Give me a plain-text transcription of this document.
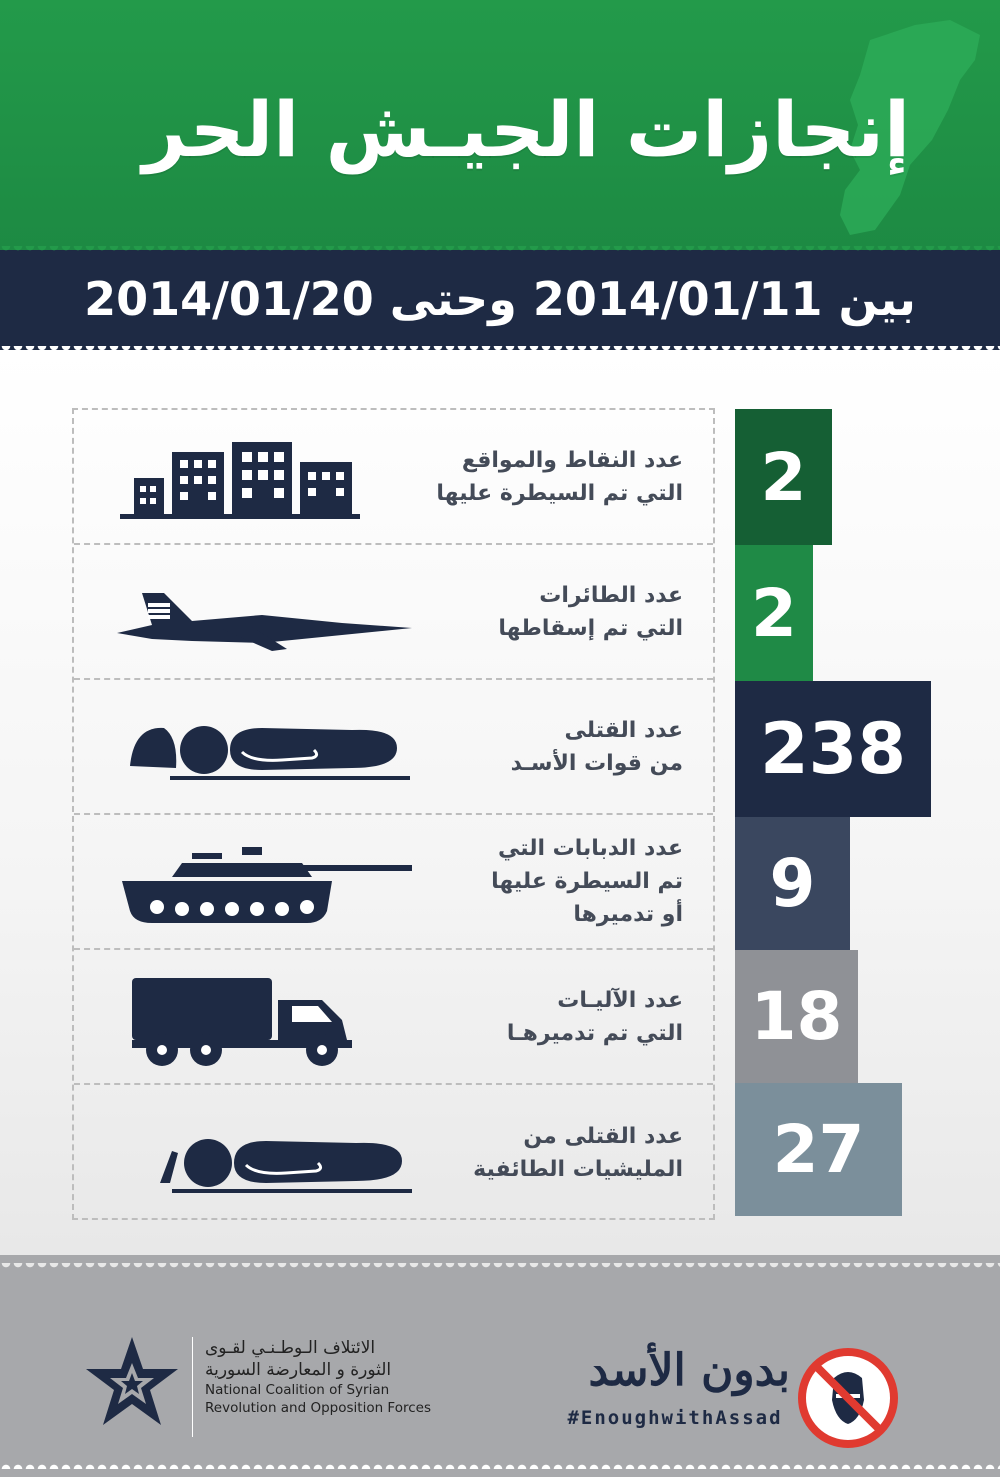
إنجازات الجيـش الحر
بين 2014/01/11 وحتى 2014/01/20
عدد النقاط والمواقع
التي تم السيطرة عليها
عدد الطائرات
التي تم إسقاطها
عدد القتلى
من قوات الأسـد
عدد الدبابات التي
تم السيطرة عليها
أو تدميرها
عدد الآليـات
التي تم تدميرهـا
عدد القتلى من
المليشيات الطائفية
2
2
238
9
18
27
الائتلاف الـوطـنـي لقـوى
الثورة و المعارضة السورية
National Coalition of Syrian
Revolution and Opposition Forces
بدون الأسد
#EnoughwithAssad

──────────

### What you need to do
Reproduce the material in full, word for word, and omit the pictures.

### Correct output
Give me a plain-text transcription of this document.
إنجازات الجيـش الحر
بين 2014/01/11 وحتى 2014/01/20
عدد النقاط والمواقع
التي تم السيطرة عليها
عدد الطائرات
التي تم إسقاطها
عدد القتلى
من قوات الأسـد
عدد الدبابات التي
تم السيطرة عليها
أو تدميرها
عدد الآليـات
التي تم تدميرهـا
عدد القتلى من
المليشيات الطائفية
2
2
238
9
18
27
الائتلاف الـوطـنـي لقـوى
الثورة و المعارضة السورية
National Coalition of Syrian
Revolution and Opposition Forces
بدون الأسد
#EnoughwithAssad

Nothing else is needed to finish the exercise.